__Aim__. Copy each line containing the word "phone" from the records that follow, please.

__Supplied data__.
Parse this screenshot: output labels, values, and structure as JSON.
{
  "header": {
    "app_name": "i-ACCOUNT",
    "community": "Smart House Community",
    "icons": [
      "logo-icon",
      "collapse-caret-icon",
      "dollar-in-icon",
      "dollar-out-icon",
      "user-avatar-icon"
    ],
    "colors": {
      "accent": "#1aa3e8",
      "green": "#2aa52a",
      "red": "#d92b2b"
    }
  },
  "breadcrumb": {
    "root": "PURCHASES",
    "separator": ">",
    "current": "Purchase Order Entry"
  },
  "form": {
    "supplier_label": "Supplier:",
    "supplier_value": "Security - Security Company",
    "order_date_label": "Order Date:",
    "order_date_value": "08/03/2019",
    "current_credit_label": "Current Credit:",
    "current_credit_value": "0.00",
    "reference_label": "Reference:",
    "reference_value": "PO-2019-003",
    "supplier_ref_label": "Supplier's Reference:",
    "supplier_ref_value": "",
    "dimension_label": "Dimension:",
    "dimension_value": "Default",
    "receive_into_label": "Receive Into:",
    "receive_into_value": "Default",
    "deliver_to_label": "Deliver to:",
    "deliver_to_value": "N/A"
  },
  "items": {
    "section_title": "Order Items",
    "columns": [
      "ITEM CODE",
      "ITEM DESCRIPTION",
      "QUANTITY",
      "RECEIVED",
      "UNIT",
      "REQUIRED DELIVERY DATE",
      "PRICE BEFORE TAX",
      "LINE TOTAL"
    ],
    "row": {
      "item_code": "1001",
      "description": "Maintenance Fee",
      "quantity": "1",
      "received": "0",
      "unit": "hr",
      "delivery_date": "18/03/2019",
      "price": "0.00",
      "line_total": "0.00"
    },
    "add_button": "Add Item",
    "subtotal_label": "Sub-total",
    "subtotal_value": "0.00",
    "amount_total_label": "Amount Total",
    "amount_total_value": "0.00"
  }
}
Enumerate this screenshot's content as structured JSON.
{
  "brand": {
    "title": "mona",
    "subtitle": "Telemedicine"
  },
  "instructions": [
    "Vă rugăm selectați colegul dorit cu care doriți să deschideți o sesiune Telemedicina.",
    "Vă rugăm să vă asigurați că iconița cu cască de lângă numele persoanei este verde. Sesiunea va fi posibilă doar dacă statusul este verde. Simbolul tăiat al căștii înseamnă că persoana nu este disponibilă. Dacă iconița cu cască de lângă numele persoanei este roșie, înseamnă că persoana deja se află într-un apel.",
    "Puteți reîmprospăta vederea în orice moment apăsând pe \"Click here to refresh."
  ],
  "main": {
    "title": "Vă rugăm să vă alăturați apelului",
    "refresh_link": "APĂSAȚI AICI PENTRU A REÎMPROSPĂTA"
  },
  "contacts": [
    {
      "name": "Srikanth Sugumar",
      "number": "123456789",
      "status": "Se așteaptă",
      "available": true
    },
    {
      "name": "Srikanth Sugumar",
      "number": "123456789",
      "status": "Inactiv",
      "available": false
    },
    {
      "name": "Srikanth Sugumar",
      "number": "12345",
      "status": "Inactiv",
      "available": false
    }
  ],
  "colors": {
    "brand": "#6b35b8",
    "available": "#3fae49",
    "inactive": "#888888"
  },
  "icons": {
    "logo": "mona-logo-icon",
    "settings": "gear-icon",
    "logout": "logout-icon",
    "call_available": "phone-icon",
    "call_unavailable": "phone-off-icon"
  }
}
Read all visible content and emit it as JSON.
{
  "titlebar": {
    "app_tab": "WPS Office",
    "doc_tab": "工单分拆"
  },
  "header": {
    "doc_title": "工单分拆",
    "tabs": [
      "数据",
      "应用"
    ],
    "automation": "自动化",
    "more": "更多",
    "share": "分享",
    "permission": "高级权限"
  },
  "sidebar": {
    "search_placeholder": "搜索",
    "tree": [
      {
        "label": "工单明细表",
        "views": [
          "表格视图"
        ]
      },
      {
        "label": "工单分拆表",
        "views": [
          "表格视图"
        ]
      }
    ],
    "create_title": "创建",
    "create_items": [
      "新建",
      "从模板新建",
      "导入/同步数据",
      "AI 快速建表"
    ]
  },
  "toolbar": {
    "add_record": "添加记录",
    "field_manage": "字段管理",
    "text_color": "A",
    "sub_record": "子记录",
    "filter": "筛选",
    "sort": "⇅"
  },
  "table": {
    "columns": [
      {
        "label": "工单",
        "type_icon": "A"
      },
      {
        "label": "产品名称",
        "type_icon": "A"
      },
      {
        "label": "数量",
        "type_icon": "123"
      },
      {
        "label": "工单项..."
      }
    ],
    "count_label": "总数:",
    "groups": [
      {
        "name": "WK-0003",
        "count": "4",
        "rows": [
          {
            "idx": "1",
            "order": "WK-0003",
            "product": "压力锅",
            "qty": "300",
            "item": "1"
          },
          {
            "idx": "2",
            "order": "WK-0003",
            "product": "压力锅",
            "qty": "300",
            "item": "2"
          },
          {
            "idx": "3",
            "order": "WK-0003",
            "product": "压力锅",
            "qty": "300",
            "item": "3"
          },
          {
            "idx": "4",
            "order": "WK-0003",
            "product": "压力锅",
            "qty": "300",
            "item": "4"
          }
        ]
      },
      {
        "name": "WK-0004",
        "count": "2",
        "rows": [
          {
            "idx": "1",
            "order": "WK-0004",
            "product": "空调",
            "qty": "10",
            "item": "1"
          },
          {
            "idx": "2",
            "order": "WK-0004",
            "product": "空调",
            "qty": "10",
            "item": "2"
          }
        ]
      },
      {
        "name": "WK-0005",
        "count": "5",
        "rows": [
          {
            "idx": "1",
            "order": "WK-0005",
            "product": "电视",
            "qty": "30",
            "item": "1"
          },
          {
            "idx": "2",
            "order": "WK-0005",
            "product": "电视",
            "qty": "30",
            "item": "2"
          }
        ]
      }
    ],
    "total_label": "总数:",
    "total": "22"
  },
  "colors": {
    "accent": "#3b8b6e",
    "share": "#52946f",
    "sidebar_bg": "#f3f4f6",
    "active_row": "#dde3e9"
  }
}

__Response to the task__.
    "call_available": "phone-icon",
    "call_unavailable": "phone-off-icon"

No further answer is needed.